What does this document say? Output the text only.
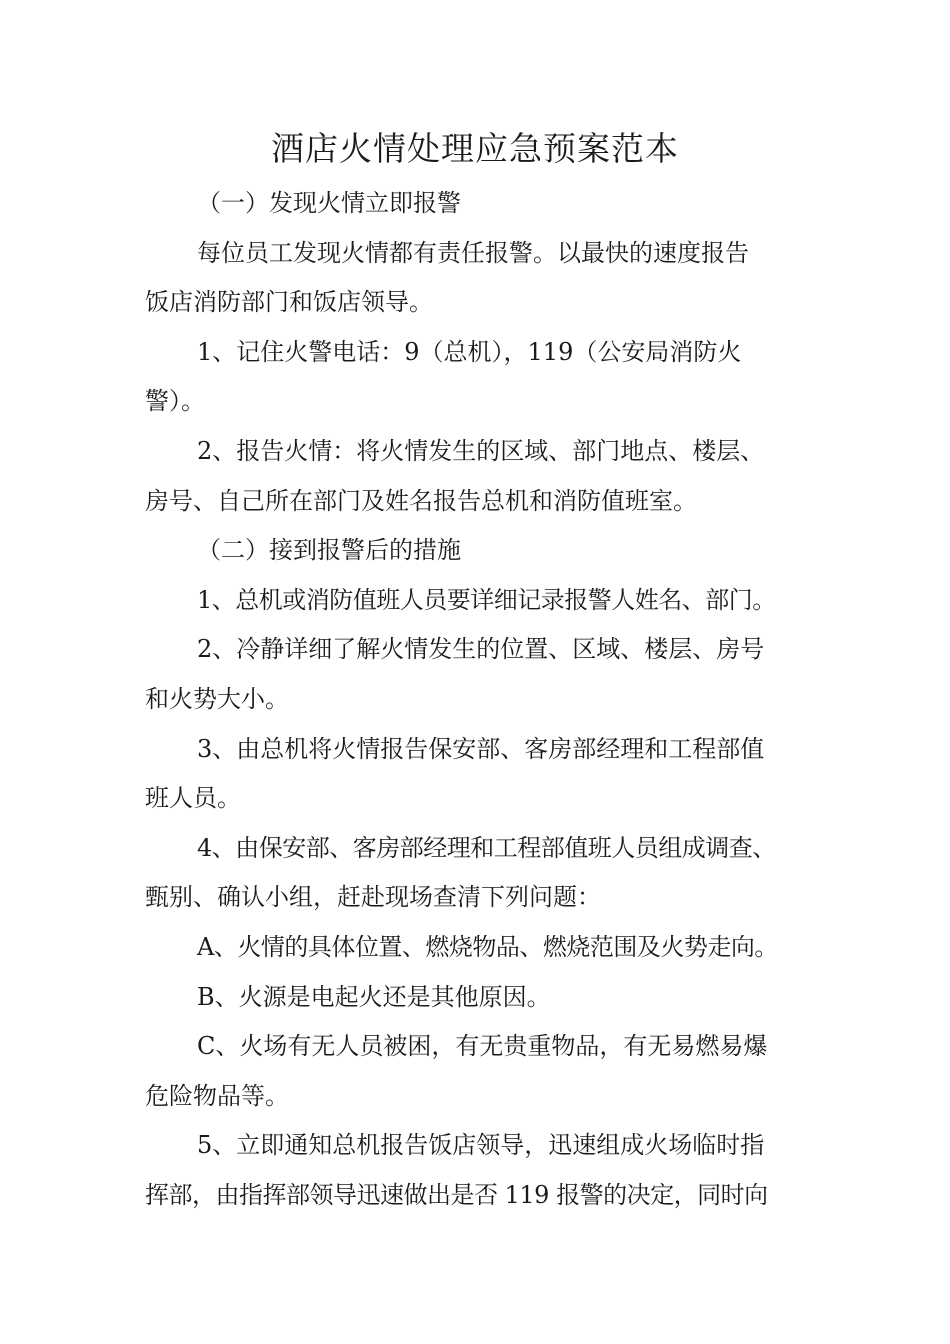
酒店火情处理应急预案范本

（一）发现火情立即报警

每位员工发现火情都有责任报警。以最快的速度报告

饭店消防部门和饭店领导。

1、记住火警电话：9（总机），119（公安局消防火

警）。

2、报告火情：将火情发生的区域、部门地点、楼层、

房号、自己所在部门及姓名报告总机和消防值班室。

（二）接到报警后的措施

1、总机或消防值班人员要详细记录报警人姓名、部门。

2、冷静详细了解火情发生的位置、区域、楼层、房号

和火势大小。

3、由总机将火情报告保安部、客房部经理和工程部值

班人员。

4、由保安部、客房部经理和工程部值班人员组成调查、

甄别、确认小组，赶赴现场查清下列问题：

A、火情的具体位置、燃烧物品、燃烧范围及火势走向。

B、火源是电起火还是其他原因。

C、火场有无人员被困，有无贵重物品，有无易燃易爆

危险物品等。

5、立即通知总机报告饭店领导，迅速组成火场临时指

挥部，由指挥部领导迅速做出是否 119 报警的决定，同时向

**SHORT PROBLEM**.
Quote the full listing above word for word; exclude every picture from the copy.

**THE OUTPUT**.
What does this document say? Output the text only.
酒店火情处理应急预案范本

（一）发现火情立即报警

每位员工发现火情都有责任报警。以最快的速度报告

饭店消防部门和饭店领导。

1、记住火警电话：9（总机），119（公安局消防火

警）。

2、报告火情：将火情发生的区域、部门地点、楼层、

房号、自己所在部门及姓名报告总机和消防值班室。

（二）接到报警后的措施

1、总机或消防值班人员要详细记录报警人姓名、部门。

2、冷静详细了解火情发生的位置、区域、楼层、房号

和火势大小。

3、由总机将火情报告保安部、客房部经理和工程部值

班人员。

4、由保安部、客房部经理和工程部值班人员组成调查、

甄别、确认小组，赶赴现场查清下列问题：

A、火情的具体位置、燃烧物品、燃烧范围及火势走向。

B、火源是电起火还是其他原因。

C、火场有无人员被困，有无贵重物品，有无易燃易爆

危险物品等。

5、立即通知总机报告饭店领导，迅速组成火场临时指

挥部，由指挥部领导迅速做出是否 119 报警的决定，同时向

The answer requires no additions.